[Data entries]
BEGIN

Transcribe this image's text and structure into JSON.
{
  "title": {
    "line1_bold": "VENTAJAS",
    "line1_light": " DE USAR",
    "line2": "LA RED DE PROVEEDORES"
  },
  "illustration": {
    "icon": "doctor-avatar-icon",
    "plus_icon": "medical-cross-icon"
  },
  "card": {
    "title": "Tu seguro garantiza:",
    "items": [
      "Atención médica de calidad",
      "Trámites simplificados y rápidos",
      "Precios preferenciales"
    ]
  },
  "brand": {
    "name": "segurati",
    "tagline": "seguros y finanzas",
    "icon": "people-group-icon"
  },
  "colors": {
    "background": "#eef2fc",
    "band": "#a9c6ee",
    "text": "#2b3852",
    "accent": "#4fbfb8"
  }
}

END

TASK OBJECTIVE: Reproduce all of the records exactly.

EXERCISE RESPONSE:
Transcribe this image's text and structure into JSON.
{
  "title": {
    "line1_bold": "VENTAJAS",
    "line1_light": " DE USAR",
    "line2": "LA RED DE PROVEEDORES"
  },
  "illustration": {
    "icon": "doctor-avatar-icon",
    "plus_icon": "medical-cross-icon"
  },
  "card": {
    "title": "Tu seguro garantiza:",
    "items": [
      "Atención médica de calidad",
      "Trámites simplificados y rápidos",
      "Precios preferenciales"
    ]
  },
  "brand": {
    "name": "segurati",
    "tagline": "seguros y finanzas",
    "icon": "people-group-icon"
  },
  "colors": {
    "background": "#eef2fc",
    "band": "#a9c6ee",
    "text": "#2b3852",
    "accent": "#4fbfb8"
  }
}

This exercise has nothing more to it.